TO BE DONE - Extract all lines in the data that contain the word "this".

** Start of MATERIAL TO PROCESS **

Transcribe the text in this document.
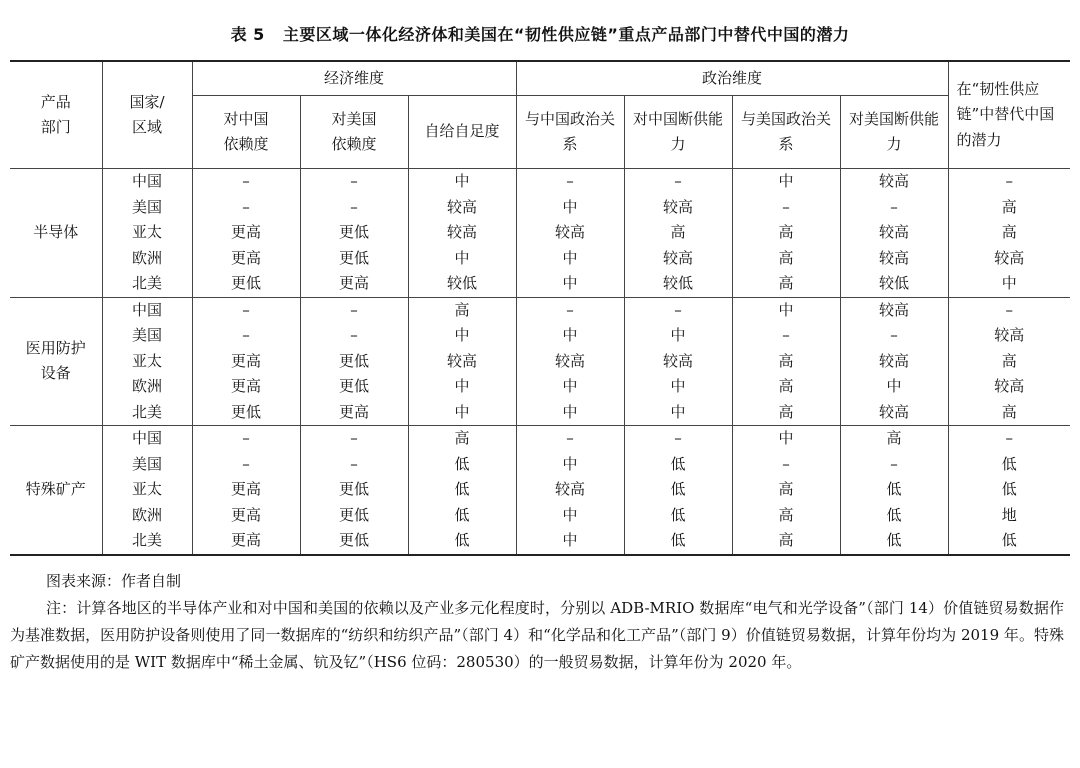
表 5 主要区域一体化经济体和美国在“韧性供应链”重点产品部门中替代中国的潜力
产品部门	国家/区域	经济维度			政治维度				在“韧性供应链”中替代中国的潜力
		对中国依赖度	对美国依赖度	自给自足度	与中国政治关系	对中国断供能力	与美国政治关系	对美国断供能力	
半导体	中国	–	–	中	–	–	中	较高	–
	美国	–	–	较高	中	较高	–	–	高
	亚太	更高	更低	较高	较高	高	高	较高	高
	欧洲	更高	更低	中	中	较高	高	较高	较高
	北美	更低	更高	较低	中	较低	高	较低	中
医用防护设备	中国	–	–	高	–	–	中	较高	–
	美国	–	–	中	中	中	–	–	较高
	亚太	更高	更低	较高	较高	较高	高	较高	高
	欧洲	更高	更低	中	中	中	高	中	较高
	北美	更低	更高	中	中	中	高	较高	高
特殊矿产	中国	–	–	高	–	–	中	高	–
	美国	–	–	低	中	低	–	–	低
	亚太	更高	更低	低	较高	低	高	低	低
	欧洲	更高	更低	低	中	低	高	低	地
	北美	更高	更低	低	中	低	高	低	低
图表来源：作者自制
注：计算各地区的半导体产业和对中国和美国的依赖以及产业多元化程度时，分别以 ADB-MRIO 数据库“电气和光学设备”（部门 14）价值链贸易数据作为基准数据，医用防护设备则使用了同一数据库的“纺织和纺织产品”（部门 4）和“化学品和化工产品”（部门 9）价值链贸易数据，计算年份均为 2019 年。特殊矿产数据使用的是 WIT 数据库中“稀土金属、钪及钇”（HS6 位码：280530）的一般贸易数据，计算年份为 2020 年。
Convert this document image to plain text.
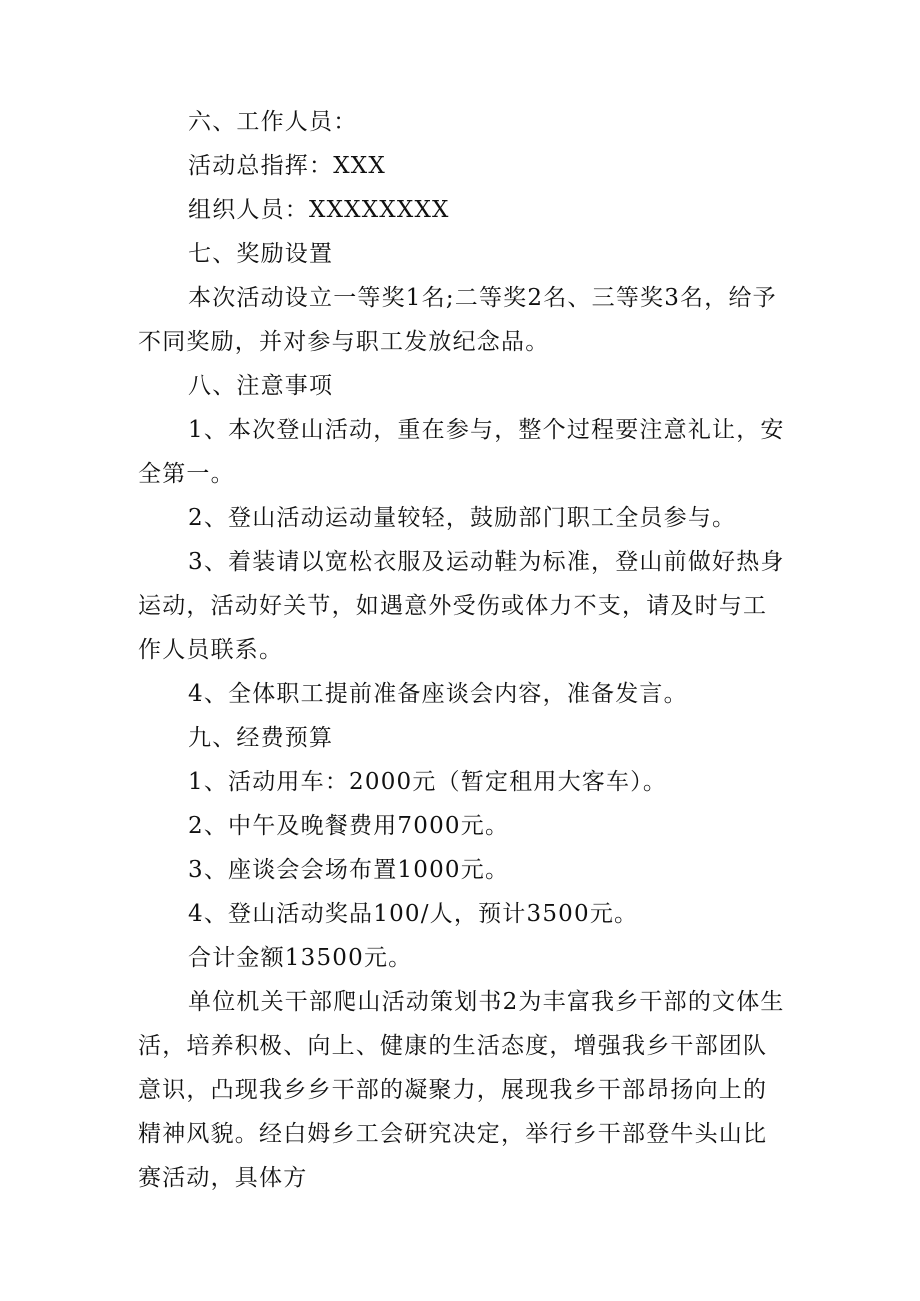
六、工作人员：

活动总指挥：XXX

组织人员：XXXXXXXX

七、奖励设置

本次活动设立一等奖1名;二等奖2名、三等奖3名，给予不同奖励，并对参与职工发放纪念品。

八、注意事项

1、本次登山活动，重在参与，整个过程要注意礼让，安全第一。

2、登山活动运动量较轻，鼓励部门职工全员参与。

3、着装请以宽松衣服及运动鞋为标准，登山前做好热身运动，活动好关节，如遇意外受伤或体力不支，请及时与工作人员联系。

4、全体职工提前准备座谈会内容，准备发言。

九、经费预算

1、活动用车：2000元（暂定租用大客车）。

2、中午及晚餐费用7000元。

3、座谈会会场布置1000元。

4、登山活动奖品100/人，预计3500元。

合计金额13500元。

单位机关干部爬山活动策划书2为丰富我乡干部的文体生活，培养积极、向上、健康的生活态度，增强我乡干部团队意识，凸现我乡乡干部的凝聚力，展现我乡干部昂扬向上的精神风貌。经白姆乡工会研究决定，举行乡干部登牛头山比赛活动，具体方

** End of MATERIAL TO PROCESS **
** Start of MATERIAL TO PROCESS **

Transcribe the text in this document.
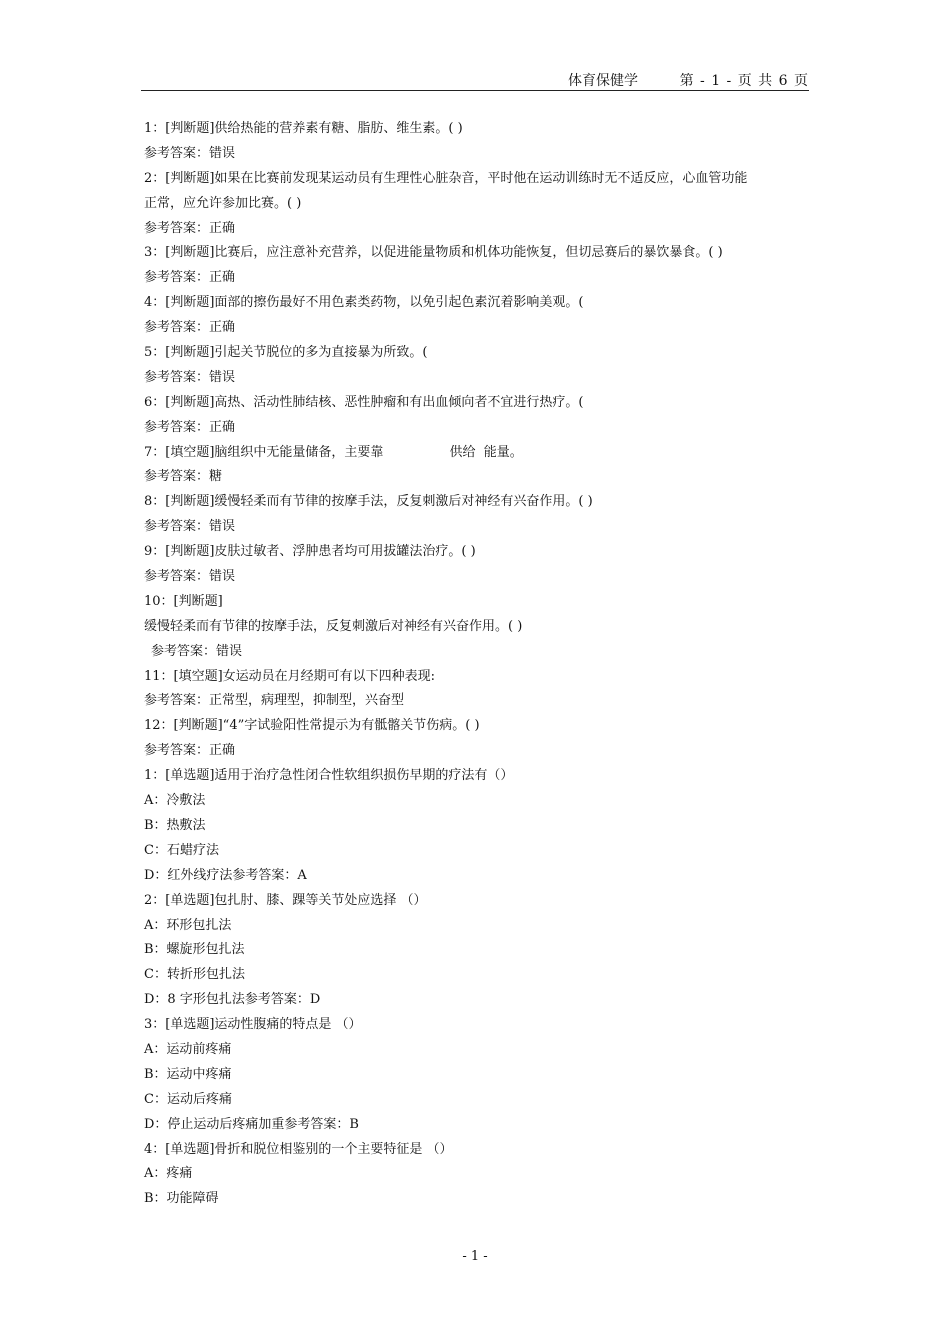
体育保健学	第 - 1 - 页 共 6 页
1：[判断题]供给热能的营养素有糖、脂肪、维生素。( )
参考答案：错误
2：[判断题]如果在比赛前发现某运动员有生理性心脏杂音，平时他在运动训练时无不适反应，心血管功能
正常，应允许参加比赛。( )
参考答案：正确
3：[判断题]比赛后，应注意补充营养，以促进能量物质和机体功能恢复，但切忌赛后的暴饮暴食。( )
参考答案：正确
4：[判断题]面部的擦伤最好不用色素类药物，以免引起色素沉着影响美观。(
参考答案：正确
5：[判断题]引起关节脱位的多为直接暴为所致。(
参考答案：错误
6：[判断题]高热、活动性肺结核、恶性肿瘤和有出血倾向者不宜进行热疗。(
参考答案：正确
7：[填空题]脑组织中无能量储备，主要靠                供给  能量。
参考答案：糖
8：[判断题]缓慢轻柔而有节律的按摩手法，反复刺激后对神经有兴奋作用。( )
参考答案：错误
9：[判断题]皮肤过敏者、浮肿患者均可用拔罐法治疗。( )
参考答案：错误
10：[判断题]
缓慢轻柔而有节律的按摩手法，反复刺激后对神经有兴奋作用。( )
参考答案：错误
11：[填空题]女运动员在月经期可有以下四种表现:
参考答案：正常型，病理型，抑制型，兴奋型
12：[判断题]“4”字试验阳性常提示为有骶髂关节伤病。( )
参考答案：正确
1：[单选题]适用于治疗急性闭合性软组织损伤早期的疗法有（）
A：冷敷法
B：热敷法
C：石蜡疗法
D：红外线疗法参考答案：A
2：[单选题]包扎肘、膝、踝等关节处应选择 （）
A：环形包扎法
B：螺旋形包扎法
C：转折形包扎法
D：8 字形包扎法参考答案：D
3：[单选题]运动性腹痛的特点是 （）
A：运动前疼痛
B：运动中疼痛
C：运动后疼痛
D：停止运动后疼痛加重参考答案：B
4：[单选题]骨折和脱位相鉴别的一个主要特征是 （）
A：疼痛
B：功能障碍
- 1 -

** End of MATERIAL TO PROCESS **
** Start of MATERIAL TO PROCESS **

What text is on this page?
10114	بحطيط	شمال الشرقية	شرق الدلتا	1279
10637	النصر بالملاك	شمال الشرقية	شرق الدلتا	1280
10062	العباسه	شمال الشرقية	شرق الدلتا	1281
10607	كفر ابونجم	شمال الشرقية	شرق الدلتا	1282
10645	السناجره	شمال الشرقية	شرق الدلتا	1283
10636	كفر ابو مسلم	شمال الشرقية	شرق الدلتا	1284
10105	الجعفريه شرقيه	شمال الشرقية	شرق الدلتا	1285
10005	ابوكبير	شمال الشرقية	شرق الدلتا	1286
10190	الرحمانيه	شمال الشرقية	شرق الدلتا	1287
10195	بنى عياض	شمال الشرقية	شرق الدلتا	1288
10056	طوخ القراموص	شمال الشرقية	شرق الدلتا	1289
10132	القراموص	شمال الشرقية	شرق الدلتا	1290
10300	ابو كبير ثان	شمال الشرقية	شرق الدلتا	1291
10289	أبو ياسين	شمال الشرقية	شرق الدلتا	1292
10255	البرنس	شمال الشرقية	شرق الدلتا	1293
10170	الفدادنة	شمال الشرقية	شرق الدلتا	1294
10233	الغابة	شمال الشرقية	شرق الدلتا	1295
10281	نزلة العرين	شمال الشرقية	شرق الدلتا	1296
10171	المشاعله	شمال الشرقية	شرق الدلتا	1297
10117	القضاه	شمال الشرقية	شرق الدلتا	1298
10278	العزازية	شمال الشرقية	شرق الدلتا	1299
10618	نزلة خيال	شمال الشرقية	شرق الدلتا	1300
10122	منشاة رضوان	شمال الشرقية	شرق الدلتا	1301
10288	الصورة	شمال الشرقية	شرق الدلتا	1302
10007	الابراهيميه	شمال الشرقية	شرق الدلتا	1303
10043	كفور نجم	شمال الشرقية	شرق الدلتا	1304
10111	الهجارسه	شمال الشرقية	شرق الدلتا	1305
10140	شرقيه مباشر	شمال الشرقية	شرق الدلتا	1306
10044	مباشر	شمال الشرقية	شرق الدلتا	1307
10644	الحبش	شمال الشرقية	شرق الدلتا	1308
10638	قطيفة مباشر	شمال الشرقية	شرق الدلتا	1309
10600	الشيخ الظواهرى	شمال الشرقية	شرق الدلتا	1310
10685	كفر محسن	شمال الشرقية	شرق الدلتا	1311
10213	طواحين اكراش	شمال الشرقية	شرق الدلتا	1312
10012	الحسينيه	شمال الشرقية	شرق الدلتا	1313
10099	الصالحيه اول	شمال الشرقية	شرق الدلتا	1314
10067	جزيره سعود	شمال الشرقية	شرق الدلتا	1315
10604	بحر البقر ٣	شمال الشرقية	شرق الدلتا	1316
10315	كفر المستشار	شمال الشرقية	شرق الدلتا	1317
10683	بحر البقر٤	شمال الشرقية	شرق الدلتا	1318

** End of MATERIAL TO PROCESS **

THE OUTPUT -
Transcribe the text in this document.
Convert this document image to plain text.
Transcribe the text in this document.
What text is on this page?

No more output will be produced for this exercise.